BEGIN Material to process

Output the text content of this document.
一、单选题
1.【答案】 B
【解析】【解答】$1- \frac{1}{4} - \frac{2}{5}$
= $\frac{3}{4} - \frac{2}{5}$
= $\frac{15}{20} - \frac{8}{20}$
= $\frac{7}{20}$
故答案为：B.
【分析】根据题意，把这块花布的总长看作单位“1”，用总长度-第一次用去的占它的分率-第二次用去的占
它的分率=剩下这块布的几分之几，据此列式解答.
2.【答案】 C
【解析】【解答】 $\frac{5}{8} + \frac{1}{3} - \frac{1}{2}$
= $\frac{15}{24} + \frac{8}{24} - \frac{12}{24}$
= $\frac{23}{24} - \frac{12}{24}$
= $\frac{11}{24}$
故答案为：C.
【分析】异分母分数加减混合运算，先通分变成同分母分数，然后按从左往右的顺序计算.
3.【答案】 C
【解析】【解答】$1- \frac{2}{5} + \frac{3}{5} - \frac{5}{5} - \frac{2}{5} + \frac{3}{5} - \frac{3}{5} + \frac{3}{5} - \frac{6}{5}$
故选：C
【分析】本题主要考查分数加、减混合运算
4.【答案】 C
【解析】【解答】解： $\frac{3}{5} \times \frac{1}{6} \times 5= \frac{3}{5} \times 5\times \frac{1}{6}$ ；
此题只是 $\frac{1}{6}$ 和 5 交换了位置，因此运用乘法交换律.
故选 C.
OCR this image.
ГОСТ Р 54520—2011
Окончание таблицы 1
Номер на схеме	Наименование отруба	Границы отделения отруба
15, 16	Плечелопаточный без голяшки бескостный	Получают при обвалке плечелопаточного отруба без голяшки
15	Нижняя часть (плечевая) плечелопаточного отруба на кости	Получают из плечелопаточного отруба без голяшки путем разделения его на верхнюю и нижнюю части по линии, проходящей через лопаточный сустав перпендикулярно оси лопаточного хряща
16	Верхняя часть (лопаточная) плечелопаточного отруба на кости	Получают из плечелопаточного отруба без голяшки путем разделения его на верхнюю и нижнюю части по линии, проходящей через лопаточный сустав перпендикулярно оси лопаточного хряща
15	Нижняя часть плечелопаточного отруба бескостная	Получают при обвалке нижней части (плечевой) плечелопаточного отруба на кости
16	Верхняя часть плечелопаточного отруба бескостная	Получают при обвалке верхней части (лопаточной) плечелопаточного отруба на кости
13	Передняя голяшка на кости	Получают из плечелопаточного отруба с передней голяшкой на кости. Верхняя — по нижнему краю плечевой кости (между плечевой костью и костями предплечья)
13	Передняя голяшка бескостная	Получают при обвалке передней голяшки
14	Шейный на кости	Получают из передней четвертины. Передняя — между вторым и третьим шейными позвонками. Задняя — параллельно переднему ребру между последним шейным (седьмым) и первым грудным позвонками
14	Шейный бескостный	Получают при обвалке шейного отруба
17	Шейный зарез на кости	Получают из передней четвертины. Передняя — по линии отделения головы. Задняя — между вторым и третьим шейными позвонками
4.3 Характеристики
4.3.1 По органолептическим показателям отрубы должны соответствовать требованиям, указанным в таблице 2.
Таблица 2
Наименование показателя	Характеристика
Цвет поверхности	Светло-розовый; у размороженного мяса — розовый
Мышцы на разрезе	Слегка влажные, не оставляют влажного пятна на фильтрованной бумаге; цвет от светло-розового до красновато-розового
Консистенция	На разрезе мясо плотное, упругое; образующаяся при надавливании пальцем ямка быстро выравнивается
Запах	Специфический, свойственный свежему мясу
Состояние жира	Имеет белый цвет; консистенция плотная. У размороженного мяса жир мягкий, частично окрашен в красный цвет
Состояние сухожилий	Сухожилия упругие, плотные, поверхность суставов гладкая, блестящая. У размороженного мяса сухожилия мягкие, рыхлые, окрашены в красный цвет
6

END Material to process

Show every line from the listing above in which the string "this" appears.

Full answer:
Output the text content of this document.
OCR this image.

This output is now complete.